- Exercise brief: Write out each line word for word. Drop pictures.

++++ Provided material

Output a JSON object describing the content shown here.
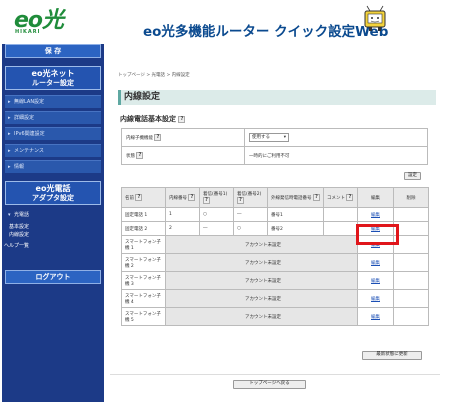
{
  "header": {
    "logo_text": "eo光",
    "logo_sub": "HIKARI",
    "title": "eo光多機能ルーター クイック設定Web"
  },
  "sidebar": {
    "save_label": "保 存",
    "net_head_l1": "eo光ネット",
    "net_head_l2": "ルーター設定",
    "net_items": [
      "無線LAN設定",
      "詳細設定",
      "IPv6関連設定",
      "メンテナンス",
      "情報"
    ],
    "phone_head_l1": "eo光電話",
    "phone_head_l2": "アダプタ設定",
    "phone_items": [
      "光電話"
    ],
    "phone_sub_items": [
      "基本設定",
      "内線設定"
    ],
    "help_label": "ヘルプ一覧",
    "logout_label": "ログアウト"
  },
  "main": {
    "breadcrumb": "トップページ > 光電話 > 内線設定",
    "section_title": "内線設定",
    "sub_title": "内線電話基本設定",
    "help_glyph": "?",
    "basic": {
      "row1_label": "内線子機機能",
      "row1_value": "使用する",
      "row2_label": "状態",
      "row2_value": "一時的にご利用不可"
    },
    "setting_button": "設定",
    "table_headers": [
      "名前",
      "内線番号",
      "着信(番号1)",
      "着信(番号2)",
      "外線発信時電話番号",
      "コメント",
      "編集",
      "削除"
    ],
    "rows": [
      {
        "name": "固定電話 1",
        "ext": "1",
        "in1": "○",
        "in2": "―",
        "out": "番号1",
        "comment": "",
        "edit": "編集",
        "del": "",
        "unset": false
      },
      {
        "name": "固定電話 2",
        "ext": "2",
        "in1": "―",
        "in2": "○",
        "out": "番号2",
        "comment": "",
        "edit": "編集",
        "del": "",
        "unset": false
      },
      {
        "name": "スマートフォン子機 1",
        "unset_text": "アカウント未設定",
        "edit": "編集",
        "unset": true
      },
      {
        "name": "スマートフォン子機 2",
        "unset_text": "アカウント未設定",
        "edit": "編集",
        "unset": true
      },
      {
        "name": "スマートフォン子機 3",
        "unset_text": "アカウント未設定",
        "edit": "編集",
        "unset": true
      },
      {
        "name": "スマートフォン子機 4",
        "unset_text": "アカウント未設定",
        "edit": "編集",
        "unset": true
      },
      {
        "name": "スマートフォン子機 5",
        "unset_text": "アカウント未設定",
        "edit": "編集",
        "unset": true
      }
    ],
    "refresh_button": "最新状態に更新",
    "back_button": "トップページへ戻る"
  },
  "colors": {
    "sidebar_bg": "#1c3a87",
    "accent_green": "#1f8c3a",
    "title_blue": "#0b4a8f",
    "highlight_red": "#e0161b"
  }
}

++++++++

- Solved problem:
Output a JSON object describing the content shown here.
{
  "header": {
    "logo_text": "eo光",
    "logo_sub": "HIKARI",
    "title": "eo光多機能ルーター クイック設定Web"
  },
  "sidebar": {
    "save_label": "保 存",
    "net_head_l1": "eo光ネット",
    "net_head_l2": "ルーター設定",
    "net_items": [
      "無線LAN設定",
      "詳細設定",
      "IPv6関連設定",
      "メンテナンス",
      "情報"
    ],
    "phone_head_l1": "eo光電話",
    "phone_head_l2": "アダプタ設定",
    "phone_items": [
      "光電話"
    ],
    "phone_sub_items": [
      "基本設定",
      "内線設定"
    ],
    "help_label": "ヘルプ一覧",
    "logout_label": "ログアウト"
  },
  "main": {
    "breadcrumb": "トップページ > 光電話 > 内線設定",
    "section_title": "内線設定",
    "sub_title": "内線電話基本設定",
    "help_glyph": "?",
    "basic": {
      "row1_label": "内線子機機能",
      "row1_value": "使用する",
      "row2_label": "状態",
      "row2_value": "一時的にご利用不可"
    },
    "setting_button": "設定",
    "table_headers": [
      "名前",
      "内線番号",
      "着信(番号1)",
      "着信(番号2)",
      "外線発信時電話番号",
      "コメント",
      "編集",
      "削除"
    ],
    "rows": [
      {
        "name": "固定電話 1",
        "ext": "1",
        "in1": "○",
        "in2": "―",
        "out": "番号1",
        "comment": "",
        "edit": "編集",
        "del": "",
        "unset": false
      },
      {
        "name": "固定電話 2",
        "ext": "2",
        "in1": "―",
        "in2": "○",
        "out": "番号2",
        "comment": "",
        "edit": "編集",
        "del": "",
        "unset": false
      },
      {
        "name": "スマートフォン子機 1",
        "unset_text": "アカウント未設定",
        "edit": "編集",
        "unset": true
      },
      {
        "name": "スマートフォン子機 2",
        "unset_text": "アカウント未設定",
        "edit": "編集",
        "unset": true
      },
      {
        "name": "スマートフォン子機 3",
        "unset_text": "アカウント未設定",
        "edit": "編集",
        "unset": true
      },
      {
        "name": "スマートフォン子機 4",
        "unset_text": "アカウント未設定",
        "edit": "編集",
        "unset": true
      },
      {
        "name": "スマートフォン子機 5",
        "unset_text": "アカウント未設定",
        "edit": "編集",
        "unset": true
      }
    ],
    "refresh_button": "最新状態に更新",
    "back_button": "トップページへ戻る"
  },
  "colors": {
    "sidebar_bg": "#1c3a87",
    "accent_green": "#1f8c3a",
    "title_blue": "#0b4a8f",
    "highlight_red": "#e0161b"
  }
}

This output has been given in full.